▶ _Layout element entries_:
———

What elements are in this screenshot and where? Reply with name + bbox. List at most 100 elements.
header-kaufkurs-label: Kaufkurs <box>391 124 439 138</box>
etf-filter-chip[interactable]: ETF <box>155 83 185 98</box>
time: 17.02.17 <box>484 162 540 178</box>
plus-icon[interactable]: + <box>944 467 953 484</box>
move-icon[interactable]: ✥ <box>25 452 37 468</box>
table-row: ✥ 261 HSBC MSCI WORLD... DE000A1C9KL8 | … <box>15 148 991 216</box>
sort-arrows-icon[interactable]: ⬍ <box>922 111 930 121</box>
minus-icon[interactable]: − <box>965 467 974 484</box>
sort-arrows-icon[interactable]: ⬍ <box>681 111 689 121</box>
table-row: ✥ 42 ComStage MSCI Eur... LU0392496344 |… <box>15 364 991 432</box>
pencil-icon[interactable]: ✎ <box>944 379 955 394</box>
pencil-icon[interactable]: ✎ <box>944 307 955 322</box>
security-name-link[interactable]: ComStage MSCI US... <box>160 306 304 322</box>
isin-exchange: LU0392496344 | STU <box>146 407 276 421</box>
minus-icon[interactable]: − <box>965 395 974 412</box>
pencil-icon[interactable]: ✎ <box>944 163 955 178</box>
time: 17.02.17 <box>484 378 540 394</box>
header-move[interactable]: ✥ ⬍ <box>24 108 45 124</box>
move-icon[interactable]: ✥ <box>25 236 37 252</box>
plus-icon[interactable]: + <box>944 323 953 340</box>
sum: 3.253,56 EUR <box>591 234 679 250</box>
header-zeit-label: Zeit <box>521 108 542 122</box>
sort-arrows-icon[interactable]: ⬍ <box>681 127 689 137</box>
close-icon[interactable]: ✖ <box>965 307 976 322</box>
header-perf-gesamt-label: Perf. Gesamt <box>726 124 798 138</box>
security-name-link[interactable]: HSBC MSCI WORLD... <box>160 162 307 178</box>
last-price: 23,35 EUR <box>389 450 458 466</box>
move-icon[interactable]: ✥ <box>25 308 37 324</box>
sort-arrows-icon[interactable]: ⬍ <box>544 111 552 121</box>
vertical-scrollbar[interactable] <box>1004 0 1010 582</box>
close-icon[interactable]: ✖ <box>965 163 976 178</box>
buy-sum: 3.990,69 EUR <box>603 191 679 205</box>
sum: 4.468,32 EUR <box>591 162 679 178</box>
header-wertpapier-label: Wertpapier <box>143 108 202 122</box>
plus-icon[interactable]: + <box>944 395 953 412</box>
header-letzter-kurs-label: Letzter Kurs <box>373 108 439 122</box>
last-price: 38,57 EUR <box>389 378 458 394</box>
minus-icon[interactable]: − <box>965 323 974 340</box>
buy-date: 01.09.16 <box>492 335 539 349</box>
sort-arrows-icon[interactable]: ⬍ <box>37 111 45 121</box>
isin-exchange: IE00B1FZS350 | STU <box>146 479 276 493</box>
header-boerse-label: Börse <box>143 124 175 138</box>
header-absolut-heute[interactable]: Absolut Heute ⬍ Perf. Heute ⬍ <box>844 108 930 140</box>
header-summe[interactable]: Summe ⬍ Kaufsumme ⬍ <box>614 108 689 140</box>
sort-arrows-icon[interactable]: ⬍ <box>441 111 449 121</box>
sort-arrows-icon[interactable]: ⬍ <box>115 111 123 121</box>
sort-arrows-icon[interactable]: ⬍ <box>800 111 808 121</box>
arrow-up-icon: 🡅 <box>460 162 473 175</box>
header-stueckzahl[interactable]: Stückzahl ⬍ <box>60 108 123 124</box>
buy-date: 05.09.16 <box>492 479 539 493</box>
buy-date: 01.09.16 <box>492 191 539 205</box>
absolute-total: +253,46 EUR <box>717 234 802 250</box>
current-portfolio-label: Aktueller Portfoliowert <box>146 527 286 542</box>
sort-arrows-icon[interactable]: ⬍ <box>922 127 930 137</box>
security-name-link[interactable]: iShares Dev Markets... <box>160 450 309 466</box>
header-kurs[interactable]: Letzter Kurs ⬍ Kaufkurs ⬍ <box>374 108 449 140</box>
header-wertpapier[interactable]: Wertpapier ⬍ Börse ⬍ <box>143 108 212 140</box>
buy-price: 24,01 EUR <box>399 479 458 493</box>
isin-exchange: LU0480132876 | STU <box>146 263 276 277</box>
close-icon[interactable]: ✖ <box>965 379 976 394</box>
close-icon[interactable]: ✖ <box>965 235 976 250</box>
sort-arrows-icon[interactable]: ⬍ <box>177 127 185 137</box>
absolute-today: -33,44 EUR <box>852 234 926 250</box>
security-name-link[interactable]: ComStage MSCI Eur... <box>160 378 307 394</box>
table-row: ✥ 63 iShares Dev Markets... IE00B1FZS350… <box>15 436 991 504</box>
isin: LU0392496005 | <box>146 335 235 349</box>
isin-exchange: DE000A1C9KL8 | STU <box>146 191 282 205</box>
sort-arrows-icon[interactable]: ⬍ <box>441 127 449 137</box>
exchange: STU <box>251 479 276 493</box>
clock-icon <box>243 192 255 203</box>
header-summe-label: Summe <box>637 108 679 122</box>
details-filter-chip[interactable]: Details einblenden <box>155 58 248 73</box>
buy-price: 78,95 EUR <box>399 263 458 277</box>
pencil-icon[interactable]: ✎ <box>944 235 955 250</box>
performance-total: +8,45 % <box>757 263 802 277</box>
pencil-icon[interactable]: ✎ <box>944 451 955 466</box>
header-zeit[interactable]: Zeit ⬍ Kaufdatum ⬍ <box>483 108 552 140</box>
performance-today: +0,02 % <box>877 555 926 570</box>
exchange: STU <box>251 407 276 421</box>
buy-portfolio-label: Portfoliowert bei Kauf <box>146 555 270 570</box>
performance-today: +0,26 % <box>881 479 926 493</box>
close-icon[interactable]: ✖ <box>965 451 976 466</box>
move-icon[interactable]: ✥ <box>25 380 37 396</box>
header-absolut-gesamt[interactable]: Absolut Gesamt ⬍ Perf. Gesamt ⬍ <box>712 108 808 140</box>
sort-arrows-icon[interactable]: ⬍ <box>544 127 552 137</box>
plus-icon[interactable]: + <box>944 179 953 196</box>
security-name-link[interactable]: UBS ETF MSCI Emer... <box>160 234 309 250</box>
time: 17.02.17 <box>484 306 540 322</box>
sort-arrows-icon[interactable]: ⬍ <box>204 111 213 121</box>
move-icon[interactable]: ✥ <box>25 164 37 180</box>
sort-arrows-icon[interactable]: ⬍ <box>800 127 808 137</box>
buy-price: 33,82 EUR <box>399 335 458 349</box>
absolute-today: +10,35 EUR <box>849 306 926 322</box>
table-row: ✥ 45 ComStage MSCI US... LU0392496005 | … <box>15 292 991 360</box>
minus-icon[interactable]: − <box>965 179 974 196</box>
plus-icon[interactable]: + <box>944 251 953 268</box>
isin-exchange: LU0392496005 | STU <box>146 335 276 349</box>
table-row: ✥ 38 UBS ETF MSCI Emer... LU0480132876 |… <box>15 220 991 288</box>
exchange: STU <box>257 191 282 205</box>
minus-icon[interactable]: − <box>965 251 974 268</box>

———

Copy the records from the very start through the line containing "sort-arrows-icon[interactable]: ⬍ <box>922 111", that line included, with "screenshot" replaced by "screen capture" and nothing else changed.

▶ _Response to the exercise_:
What elements are in this screen capture and where? Reply with name + bbox. List at most 100 elements.
header-kaufkurs-label: Kaufkurs <box>391 124 439 138</box>
etf-filter-chip[interactable]: ETF <box>155 83 185 98</box>
time: 17.02.17 <box>484 162 540 178</box>
plus-icon[interactable]: + <box>944 467 953 484</box>
move-icon[interactable]: ✥ <box>25 452 37 468</box>
table-row: ✥ 261 HSBC MSCI WORLD... DE000A1C9KL8 | … <box>15 148 991 216</box>
sort-arrows-icon[interactable]: ⬍ <box>922 111 930 121</box>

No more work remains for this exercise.